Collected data
····················
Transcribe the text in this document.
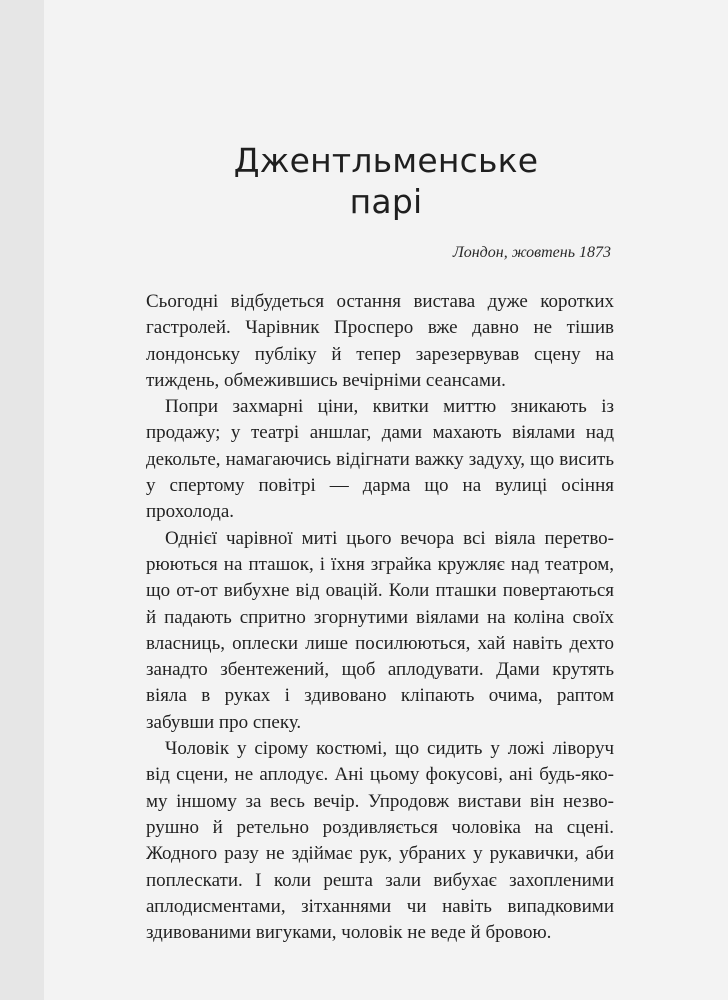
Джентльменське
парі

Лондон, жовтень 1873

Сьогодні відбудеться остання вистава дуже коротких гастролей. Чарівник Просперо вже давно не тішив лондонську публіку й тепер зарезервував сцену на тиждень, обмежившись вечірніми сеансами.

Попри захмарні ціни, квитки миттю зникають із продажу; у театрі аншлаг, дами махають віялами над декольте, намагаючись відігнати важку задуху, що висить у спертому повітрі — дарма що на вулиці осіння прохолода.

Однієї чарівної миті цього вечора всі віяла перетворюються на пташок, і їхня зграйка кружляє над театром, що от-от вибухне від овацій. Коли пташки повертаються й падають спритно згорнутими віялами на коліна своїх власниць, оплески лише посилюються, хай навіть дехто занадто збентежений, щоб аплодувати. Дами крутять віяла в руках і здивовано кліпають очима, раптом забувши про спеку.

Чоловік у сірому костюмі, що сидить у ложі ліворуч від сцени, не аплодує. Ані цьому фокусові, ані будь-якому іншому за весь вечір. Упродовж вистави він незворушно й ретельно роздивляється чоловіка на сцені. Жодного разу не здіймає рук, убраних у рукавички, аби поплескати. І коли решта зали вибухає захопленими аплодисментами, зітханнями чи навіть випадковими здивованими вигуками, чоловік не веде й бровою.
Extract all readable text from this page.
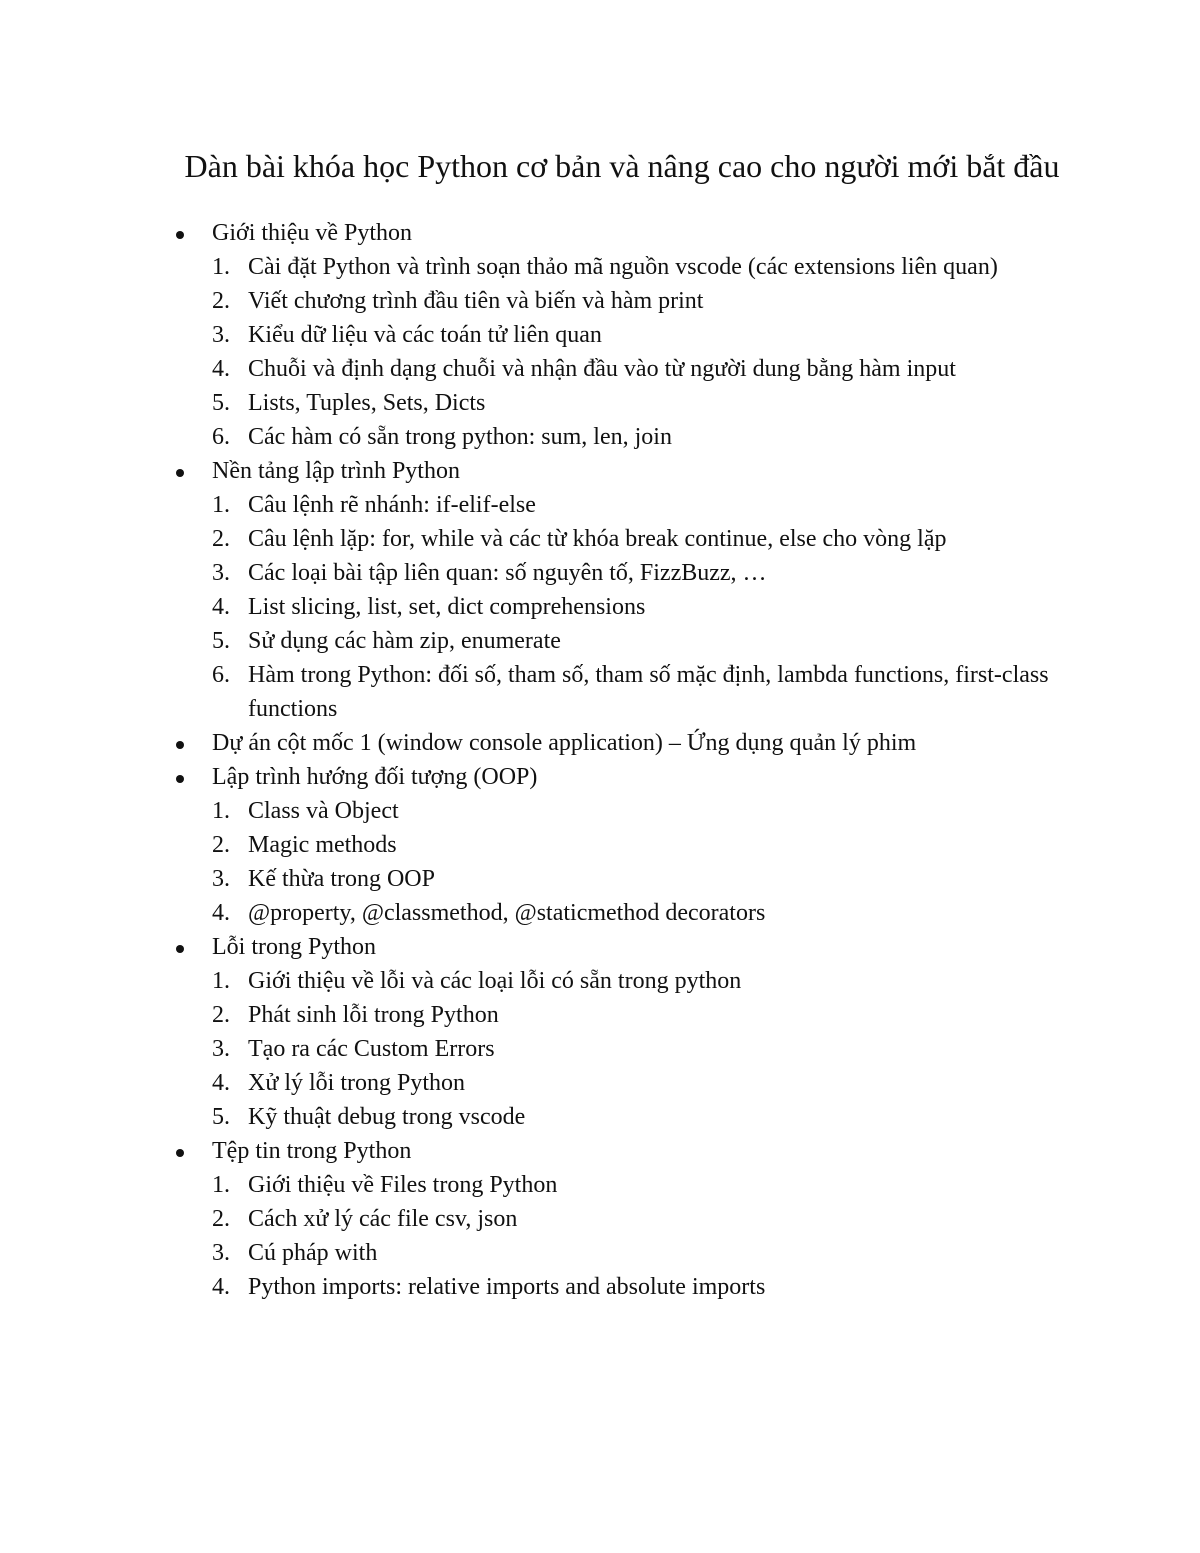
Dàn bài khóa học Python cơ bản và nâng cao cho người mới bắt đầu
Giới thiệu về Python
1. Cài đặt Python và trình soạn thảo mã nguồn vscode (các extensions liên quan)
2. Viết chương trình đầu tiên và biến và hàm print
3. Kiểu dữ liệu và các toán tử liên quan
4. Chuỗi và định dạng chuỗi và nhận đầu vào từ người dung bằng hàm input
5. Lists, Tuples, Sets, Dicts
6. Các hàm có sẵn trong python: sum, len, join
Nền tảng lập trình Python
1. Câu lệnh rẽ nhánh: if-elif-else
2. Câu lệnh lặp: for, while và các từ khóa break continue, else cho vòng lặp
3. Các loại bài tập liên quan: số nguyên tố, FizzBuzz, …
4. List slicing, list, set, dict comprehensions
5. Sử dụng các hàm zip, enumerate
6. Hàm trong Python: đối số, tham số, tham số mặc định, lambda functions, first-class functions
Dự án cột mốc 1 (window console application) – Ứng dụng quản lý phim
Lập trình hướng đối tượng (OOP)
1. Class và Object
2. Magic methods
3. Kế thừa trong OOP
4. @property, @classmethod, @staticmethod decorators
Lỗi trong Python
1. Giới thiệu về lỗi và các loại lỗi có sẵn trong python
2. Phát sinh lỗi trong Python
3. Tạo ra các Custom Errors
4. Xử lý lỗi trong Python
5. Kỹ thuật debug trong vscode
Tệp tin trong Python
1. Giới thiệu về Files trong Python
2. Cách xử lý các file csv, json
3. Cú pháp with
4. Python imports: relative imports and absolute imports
····················
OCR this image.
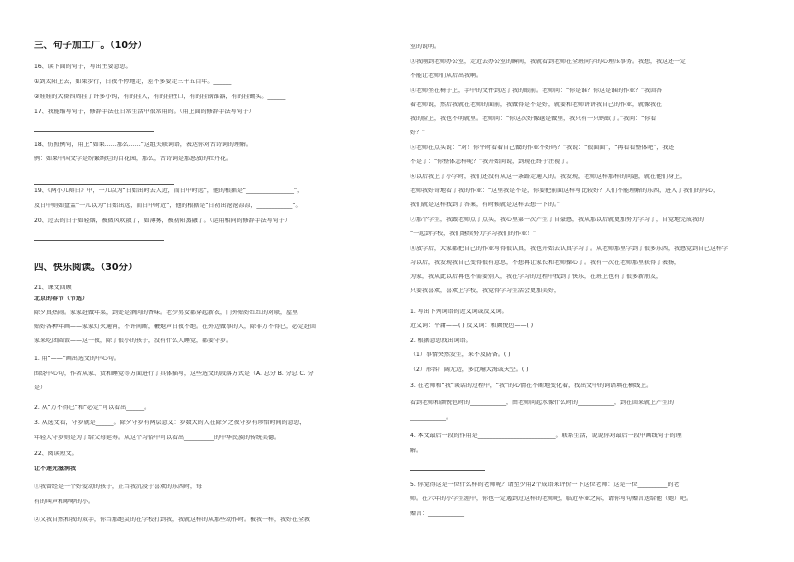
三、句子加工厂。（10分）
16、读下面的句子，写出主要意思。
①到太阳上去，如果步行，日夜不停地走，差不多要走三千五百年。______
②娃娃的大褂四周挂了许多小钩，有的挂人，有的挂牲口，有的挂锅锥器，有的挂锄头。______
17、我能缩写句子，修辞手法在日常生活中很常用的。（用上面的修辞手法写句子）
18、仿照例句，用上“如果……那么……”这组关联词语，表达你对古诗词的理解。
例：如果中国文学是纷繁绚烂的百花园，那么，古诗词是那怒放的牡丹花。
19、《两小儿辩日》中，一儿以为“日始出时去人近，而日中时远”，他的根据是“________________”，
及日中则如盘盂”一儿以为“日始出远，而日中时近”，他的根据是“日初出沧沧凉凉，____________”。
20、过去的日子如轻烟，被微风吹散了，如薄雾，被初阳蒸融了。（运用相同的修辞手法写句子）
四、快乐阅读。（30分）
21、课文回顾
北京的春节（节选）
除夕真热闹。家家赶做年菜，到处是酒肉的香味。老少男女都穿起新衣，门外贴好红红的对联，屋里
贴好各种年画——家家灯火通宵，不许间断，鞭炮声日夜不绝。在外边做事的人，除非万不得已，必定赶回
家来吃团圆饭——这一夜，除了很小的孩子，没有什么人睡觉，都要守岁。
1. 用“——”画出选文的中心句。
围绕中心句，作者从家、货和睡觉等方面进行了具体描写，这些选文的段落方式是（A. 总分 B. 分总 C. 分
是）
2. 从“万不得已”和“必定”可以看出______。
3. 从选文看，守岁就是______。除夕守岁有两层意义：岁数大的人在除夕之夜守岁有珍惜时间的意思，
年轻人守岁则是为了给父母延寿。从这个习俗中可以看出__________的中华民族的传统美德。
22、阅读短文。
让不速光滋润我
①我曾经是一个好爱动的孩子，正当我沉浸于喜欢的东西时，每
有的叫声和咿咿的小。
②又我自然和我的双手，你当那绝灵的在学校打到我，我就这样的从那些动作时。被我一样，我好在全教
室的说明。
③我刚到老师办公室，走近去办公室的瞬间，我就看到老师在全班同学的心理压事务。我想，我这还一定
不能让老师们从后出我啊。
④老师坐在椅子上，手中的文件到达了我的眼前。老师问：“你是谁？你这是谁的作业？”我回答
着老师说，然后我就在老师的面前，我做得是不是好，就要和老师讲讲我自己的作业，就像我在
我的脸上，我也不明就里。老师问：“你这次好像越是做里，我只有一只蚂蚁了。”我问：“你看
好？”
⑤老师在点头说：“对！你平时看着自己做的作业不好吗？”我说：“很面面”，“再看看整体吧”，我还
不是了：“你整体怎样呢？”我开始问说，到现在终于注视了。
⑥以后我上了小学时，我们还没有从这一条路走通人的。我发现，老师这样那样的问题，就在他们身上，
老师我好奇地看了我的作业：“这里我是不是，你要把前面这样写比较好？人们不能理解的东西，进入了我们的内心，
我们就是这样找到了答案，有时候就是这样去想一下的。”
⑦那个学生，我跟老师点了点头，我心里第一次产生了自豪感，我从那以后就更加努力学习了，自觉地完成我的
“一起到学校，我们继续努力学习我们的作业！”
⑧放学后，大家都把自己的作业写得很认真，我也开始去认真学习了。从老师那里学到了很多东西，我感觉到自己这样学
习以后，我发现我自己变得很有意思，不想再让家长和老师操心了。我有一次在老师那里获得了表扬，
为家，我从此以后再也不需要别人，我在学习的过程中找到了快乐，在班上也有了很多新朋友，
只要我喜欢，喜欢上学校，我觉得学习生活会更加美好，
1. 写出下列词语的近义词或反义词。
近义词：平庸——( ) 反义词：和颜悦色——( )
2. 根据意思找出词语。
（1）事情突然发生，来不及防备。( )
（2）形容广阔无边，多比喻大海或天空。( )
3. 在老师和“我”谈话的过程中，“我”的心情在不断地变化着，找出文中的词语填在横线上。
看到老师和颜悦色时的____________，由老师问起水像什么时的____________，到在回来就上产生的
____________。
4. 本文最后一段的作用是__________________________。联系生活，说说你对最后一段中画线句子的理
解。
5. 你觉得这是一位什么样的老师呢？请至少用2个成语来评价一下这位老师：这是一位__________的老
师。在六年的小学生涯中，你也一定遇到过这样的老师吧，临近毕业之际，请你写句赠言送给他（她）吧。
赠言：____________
····················
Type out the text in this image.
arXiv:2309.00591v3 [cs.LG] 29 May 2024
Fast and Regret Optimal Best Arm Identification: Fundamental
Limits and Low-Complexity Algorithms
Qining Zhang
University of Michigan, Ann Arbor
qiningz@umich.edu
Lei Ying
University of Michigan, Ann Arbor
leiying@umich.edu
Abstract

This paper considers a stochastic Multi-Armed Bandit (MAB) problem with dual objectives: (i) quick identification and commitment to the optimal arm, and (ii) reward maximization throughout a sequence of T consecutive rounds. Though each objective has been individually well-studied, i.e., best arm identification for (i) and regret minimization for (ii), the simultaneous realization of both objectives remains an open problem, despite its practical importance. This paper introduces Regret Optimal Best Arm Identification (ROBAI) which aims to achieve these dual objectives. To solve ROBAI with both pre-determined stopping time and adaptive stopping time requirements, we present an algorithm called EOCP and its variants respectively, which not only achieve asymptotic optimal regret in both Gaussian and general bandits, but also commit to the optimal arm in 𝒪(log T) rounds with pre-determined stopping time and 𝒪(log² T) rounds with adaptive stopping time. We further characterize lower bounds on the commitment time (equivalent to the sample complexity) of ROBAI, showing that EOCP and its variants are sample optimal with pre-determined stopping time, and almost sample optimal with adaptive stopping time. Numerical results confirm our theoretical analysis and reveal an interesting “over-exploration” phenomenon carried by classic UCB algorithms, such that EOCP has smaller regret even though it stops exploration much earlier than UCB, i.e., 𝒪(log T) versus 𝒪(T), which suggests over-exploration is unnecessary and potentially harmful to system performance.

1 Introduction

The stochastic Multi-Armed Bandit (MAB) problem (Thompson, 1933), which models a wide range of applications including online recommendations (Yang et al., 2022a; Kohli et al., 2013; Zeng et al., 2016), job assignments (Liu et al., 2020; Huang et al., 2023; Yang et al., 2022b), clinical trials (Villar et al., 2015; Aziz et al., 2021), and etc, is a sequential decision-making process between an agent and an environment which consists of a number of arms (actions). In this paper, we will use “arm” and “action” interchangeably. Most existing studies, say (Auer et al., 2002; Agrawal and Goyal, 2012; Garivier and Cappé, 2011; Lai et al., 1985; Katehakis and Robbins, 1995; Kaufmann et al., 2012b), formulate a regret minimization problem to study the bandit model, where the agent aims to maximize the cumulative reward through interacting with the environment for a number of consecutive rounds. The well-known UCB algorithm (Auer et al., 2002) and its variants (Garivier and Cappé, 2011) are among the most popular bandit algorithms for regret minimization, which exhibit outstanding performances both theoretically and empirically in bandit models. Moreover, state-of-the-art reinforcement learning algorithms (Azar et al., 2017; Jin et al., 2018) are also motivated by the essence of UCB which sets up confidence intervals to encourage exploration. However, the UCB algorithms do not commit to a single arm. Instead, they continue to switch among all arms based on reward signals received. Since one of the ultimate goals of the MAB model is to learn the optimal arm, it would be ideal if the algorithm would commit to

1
····················
Aim ->
Filter the records, keeping only lines that contain "Giới", and show those lines.

Result for this task ->
Giới thiệu về Python
1. Giới thiệu về lỗi và các loại lỗi có sẵn trong python
1. Giới thiệu về Files trong Python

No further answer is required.